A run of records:
+++
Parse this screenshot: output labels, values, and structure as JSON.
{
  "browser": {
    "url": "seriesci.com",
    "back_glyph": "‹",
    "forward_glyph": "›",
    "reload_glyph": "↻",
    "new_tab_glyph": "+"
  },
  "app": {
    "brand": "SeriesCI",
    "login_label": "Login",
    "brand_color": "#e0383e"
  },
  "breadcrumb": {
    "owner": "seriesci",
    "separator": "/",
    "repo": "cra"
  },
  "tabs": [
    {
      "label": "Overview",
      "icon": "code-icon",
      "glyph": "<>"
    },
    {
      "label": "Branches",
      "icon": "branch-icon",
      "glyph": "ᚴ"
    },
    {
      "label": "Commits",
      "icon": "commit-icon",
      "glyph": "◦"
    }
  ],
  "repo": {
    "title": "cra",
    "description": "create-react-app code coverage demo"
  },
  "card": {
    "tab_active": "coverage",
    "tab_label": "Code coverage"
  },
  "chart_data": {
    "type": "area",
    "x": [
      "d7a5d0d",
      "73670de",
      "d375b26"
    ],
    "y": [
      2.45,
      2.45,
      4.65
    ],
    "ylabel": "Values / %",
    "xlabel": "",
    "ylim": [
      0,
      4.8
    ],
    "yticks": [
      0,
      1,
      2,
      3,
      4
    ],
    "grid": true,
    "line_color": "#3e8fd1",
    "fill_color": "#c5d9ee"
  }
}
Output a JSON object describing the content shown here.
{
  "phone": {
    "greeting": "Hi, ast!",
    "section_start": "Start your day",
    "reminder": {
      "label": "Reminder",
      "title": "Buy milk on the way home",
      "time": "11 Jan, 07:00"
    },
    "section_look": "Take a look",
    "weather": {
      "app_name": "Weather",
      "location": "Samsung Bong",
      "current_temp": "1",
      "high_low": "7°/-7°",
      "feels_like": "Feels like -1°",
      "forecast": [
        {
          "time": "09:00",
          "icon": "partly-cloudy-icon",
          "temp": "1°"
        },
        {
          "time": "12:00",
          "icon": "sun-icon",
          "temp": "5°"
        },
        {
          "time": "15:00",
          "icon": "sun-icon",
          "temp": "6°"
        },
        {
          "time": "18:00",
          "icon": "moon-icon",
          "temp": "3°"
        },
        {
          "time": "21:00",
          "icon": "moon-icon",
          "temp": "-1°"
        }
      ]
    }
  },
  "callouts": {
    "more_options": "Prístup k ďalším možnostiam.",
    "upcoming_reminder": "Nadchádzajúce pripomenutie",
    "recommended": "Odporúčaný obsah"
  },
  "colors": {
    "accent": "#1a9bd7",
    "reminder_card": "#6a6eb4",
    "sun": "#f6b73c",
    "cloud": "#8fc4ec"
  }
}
+++
→ **WHAT THE TASK ASKS**:
Take the lines above from the one holding "Output a JSON" to the last and output them exactly.

→ **FINISHED TASK**:
Output a JSON object describing the content shown here.
{
  "phone": {
    "greeting": "Hi, ast!",
    "section_start": "Start your day",
    "reminder": {
      "label": "Reminder",
      "title": "Buy milk on the way home",
      "time": "11 Jan, 07:00"
    },
    "section_look": "Take a look",
    "weather": {
      "app_name": "Weather",
      "location": "Samsung Bong",
      "current_temp": "1",
      "high_low": "7°/-7°",
      "feels_like": "Feels like -1°",
      "forecast": [
        {
          "time": "09:00",
          "icon": "partly-cloudy-icon",
          "temp": "1°"
        },
        {
          "time": "12:00",
          "icon": "sun-icon",
          "temp": "5°"
        },
        {
          "time": "15:00",
          "icon": "sun-icon",
          "temp": "6°"
        },
        {
          "time": "18:00",
          "icon": "moon-icon",
          "temp": "3°"
        },
        {
          "time": "21:00",
          "icon": "moon-icon",
          "temp": "-1°"
        }
      ]
    }
  },
  "callouts": {
    "more_options": "Prístup k ďalším možnostiam.",
    "upcoming_reminder": "Nadchádzajúce pripomenutie",
    "recommended": "Odporúčaný obsah"
  },
  "colors": {
    "accent": "#1a9bd7",
    "reminder_card": "#6a6eb4",
    "sun": "#f6b73c",
    "cloud": "#8fc4ec"
  }
}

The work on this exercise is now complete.